Dataset records
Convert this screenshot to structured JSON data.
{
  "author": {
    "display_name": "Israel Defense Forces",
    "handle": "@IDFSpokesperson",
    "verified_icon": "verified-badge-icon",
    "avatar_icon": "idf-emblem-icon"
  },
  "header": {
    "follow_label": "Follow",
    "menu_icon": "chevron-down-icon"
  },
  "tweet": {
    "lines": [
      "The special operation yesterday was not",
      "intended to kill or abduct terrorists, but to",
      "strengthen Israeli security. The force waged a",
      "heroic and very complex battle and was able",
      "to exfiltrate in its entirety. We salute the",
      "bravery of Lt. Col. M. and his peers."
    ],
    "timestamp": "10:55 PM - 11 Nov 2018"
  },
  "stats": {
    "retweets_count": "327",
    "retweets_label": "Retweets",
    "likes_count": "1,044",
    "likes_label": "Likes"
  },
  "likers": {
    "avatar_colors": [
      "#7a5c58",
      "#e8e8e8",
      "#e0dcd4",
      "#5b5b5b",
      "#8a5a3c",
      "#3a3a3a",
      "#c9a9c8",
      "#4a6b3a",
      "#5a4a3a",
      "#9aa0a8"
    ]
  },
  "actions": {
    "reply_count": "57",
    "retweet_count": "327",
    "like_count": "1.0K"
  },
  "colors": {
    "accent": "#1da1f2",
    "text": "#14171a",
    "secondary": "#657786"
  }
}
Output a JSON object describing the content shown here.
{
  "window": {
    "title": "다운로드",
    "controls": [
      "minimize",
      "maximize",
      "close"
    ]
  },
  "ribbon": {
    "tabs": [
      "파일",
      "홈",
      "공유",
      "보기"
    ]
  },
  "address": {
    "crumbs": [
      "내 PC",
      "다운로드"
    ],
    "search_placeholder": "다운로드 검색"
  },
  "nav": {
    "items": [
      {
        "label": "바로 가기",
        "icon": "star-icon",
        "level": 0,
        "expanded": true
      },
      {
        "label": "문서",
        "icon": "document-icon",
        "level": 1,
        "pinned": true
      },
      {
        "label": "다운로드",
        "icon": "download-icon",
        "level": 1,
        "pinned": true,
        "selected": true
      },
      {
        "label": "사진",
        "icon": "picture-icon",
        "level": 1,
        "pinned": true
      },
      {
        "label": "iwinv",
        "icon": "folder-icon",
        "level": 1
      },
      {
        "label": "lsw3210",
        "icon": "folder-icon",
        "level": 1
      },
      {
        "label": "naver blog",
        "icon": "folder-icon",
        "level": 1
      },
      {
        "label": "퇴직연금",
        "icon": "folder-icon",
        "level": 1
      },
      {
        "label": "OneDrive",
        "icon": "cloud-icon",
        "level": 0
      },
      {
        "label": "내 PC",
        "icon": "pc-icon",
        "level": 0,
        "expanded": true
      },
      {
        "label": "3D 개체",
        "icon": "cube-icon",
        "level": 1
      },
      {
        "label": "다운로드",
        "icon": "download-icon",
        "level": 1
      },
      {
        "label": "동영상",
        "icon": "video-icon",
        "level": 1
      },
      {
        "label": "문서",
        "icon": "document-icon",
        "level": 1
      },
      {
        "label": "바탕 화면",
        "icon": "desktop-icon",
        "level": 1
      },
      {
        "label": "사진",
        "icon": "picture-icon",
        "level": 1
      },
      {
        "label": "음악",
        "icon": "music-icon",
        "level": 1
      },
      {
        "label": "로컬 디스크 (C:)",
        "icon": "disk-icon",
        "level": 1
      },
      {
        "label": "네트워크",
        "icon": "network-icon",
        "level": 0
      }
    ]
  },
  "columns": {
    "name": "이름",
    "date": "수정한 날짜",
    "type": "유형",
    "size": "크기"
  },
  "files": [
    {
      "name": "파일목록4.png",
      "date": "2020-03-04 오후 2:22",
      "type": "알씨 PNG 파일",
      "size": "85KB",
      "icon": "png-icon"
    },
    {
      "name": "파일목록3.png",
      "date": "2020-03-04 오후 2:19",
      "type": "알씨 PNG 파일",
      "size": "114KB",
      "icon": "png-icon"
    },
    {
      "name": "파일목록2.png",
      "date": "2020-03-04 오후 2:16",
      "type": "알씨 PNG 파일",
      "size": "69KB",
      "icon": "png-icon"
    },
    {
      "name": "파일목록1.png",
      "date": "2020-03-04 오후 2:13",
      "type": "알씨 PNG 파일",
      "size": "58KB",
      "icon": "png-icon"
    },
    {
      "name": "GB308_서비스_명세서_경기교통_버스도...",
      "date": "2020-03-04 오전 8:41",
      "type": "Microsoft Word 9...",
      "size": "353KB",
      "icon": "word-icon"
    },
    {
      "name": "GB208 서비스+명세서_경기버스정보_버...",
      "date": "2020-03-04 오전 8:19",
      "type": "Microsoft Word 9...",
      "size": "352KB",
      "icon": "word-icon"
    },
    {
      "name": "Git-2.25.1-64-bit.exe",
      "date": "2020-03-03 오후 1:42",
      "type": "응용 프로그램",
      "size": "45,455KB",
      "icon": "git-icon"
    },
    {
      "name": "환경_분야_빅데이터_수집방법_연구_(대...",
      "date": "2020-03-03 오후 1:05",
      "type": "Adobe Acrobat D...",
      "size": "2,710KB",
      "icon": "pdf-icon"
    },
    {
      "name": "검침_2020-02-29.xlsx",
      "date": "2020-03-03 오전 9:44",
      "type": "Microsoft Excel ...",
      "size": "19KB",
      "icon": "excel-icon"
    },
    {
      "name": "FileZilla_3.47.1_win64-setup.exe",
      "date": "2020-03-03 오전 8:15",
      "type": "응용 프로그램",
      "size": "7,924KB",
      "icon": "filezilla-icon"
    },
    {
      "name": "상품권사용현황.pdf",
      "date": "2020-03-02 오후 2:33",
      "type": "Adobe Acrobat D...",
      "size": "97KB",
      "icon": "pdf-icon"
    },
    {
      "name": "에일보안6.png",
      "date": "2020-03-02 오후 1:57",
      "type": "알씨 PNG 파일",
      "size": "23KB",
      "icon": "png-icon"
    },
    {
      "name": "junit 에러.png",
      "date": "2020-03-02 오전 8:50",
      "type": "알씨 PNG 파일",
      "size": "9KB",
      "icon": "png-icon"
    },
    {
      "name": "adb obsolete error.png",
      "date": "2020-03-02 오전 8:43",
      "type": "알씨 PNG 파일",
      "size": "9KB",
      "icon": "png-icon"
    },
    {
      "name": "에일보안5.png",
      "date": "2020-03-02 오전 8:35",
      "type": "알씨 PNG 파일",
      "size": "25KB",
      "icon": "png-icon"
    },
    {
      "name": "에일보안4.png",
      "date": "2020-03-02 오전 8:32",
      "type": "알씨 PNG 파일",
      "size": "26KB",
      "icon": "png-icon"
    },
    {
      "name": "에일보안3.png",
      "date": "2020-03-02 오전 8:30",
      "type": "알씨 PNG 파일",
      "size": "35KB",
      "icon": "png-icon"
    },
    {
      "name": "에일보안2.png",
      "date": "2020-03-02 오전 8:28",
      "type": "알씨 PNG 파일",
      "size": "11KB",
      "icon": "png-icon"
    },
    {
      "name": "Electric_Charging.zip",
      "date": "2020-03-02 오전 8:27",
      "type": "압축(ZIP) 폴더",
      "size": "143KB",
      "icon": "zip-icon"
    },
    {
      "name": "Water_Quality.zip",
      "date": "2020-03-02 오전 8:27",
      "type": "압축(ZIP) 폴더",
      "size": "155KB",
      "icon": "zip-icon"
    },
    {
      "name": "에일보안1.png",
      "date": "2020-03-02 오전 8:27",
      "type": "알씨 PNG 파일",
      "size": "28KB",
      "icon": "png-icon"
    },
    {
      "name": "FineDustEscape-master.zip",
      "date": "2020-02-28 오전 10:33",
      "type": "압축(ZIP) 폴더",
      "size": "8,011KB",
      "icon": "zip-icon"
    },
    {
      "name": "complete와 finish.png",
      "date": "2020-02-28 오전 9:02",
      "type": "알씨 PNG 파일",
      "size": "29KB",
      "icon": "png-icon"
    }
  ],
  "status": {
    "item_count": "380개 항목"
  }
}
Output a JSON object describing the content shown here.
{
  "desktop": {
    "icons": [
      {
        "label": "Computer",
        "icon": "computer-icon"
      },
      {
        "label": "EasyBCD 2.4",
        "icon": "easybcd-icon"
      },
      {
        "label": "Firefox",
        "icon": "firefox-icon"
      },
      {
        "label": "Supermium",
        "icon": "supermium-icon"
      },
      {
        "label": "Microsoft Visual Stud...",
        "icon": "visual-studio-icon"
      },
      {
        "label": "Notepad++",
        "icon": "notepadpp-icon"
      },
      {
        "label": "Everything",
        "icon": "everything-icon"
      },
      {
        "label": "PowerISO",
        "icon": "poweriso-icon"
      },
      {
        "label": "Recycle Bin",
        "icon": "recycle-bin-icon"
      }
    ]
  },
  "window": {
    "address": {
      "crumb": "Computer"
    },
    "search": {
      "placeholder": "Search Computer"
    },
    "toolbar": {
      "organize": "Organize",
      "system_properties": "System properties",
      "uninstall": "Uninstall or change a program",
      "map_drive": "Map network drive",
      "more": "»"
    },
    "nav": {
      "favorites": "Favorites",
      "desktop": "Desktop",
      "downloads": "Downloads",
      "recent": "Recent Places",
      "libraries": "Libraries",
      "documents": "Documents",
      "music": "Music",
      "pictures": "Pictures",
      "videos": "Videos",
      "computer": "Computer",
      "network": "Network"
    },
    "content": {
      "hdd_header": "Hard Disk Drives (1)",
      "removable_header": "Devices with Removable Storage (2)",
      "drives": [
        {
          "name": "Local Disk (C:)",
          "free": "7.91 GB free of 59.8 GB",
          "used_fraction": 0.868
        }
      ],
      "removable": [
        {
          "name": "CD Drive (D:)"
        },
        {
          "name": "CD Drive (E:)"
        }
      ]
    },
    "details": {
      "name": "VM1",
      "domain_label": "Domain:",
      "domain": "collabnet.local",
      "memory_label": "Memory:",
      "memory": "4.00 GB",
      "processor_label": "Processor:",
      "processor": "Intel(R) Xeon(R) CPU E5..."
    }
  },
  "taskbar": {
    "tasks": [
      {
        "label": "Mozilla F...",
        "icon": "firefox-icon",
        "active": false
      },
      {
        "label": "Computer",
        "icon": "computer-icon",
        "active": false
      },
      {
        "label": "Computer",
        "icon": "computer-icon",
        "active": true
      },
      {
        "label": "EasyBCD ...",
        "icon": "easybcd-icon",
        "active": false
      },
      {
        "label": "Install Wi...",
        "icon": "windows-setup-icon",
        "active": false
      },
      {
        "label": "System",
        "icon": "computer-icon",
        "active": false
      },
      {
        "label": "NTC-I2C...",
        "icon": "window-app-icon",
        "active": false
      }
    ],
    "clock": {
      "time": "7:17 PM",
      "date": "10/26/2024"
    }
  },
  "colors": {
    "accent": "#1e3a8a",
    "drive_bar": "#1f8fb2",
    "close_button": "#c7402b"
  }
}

**WRITTEN REQUEST**
Report each line in the preceding entries that holds the string "System".

**SOLUTION**
      "system_properties": "System properties",
        "label": "System",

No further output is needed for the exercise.